===== DATASET EXTRACT =====

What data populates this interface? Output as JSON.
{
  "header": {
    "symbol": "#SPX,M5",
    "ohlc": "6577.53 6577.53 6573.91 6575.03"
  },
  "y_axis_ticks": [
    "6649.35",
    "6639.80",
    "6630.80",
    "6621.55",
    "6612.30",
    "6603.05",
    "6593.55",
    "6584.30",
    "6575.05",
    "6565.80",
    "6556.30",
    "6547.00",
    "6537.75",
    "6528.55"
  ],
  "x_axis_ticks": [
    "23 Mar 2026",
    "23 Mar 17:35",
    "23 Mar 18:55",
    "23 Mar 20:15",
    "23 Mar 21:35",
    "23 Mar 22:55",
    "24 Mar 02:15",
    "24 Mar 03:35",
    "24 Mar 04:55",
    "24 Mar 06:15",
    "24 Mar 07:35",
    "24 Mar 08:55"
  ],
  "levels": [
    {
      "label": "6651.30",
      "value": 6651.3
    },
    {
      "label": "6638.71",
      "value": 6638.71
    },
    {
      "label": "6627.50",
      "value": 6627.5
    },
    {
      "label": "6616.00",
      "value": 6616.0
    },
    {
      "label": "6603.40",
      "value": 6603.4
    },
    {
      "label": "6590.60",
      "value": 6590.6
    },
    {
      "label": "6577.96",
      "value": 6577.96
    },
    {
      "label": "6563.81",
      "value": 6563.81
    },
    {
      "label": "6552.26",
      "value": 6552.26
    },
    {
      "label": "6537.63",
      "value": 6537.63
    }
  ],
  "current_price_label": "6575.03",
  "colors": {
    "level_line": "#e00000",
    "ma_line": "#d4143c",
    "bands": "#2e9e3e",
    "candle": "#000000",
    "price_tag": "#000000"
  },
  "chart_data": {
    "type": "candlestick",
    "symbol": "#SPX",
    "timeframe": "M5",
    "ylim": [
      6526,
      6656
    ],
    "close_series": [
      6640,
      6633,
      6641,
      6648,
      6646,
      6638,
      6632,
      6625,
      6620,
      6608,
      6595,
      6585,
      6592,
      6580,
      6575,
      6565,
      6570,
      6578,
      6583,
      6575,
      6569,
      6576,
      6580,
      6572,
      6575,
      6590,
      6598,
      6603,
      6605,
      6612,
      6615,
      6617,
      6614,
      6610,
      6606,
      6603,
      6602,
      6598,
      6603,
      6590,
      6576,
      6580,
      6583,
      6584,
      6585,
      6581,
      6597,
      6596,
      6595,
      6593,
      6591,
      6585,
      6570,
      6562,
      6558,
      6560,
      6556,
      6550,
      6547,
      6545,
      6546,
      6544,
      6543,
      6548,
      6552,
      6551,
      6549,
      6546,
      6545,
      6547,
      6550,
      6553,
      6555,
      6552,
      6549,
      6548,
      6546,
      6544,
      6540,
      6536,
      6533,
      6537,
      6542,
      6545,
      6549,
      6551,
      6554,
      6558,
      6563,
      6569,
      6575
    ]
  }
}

=====

> **PROBLEM STATEMENT**: Extract the full listing above without alteration.

> **IN RESPONSE**:
What data populates this interface? Output as JSON.
{
  "header": {
    "symbol": "#SPX,M5",
    "ohlc": "6577.53 6577.53 6573.91 6575.03"
  },
  "y_axis_ticks": [
    "6649.35",
    "6639.80",
    "6630.80",
    "6621.55",
    "6612.30",
    "6603.05",
    "6593.55",
    "6584.30",
    "6575.05",
    "6565.80",
    "6556.30",
    "6547.00",
    "6537.75",
    "6528.55"
  ],
  "x_axis_ticks": [
    "23 Mar 2026",
    "23 Mar 17:35",
    "23 Mar 18:55",
    "23 Mar 20:15",
    "23 Mar 21:35",
    "23 Mar 22:55",
    "24 Mar 02:15",
    "24 Mar 03:35",
    "24 Mar 04:55",
    "24 Mar 06:15",
    "24 Mar 07:35",
    "24 Mar 08:55"
  ],
  "levels": [
    {
      "label": "6651.30",
      "value": 6651.3
    },
    {
      "label": "6638.71",
      "value": 6638.71
    },
    {
      "label": "6627.50",
      "value": 6627.5
    },
    {
      "label": "6616.00",
      "value": 6616.0
    },
    {
      "label": "6603.40",
      "value": 6603.4
    },
    {
      "label": "6590.60",
      "value": 6590.6
    },
    {
      "label": "6577.96",
      "value": 6577.96
    },
    {
      "label": "6563.81",
      "value": 6563.81
    },
    {
      "label": "6552.26",
      "value": 6552.26
    },
    {
      "label": "6537.63",
      "value": 6537.63
    }
  ],
  "current_price_label": "6575.03",
  "colors": {
    "level_line": "#e00000",
    "ma_line": "#d4143c",
    "bands": "#2e9e3e",
    "candle": "#000000",
    "price_tag": "#000000"
  },
  "chart_data": {
    "type": "candlestick",
    "symbol": "#SPX",
    "timeframe": "M5",
    "ylim": [
      6526,
      6656
    ],
    "close_series": [
      6640,
      6633,
      6641,
      6648,
      6646,
      6638,
      6632,
      6625,
      6620,
      6608,
      6595,
      6585,
      6592,
      6580,
      6575,
      6565,
      6570,
      6578,
      6583,
      6575,
      6569,
      6576,
      6580,
      6572,
      6575,
      6590,
      6598,
      6603,
      6605,
      6612,
      6615,
      6617,
      6614,
      6610,
      6606,
      6603,
      6602,
      6598,
      6603,
      6590,
      6576,
      6580,
      6583,
      6584,
      6585,
      6581,
      6597,
      6596,
      6595,
      6593,
      6591,
      6585,
      6570,
      6562,
      6558,
      6560,
      6556,
      6550,
      6547,
      6545,
      6546,
      6544,
      6543,
      6548,
      6552,
      6551,
      6549,
      6546,
      6545,
      6547,
      6550,
      6553,
      6555,
      6552,
      6549,
      6548,
      6546,
      6544,
      6540,
      6536,
      6533,
      6537,
      6542,
      6545,
      6549,
      6551,
      6554,
      6558,
      6563,
      6569,
      6575
    ]
  }
}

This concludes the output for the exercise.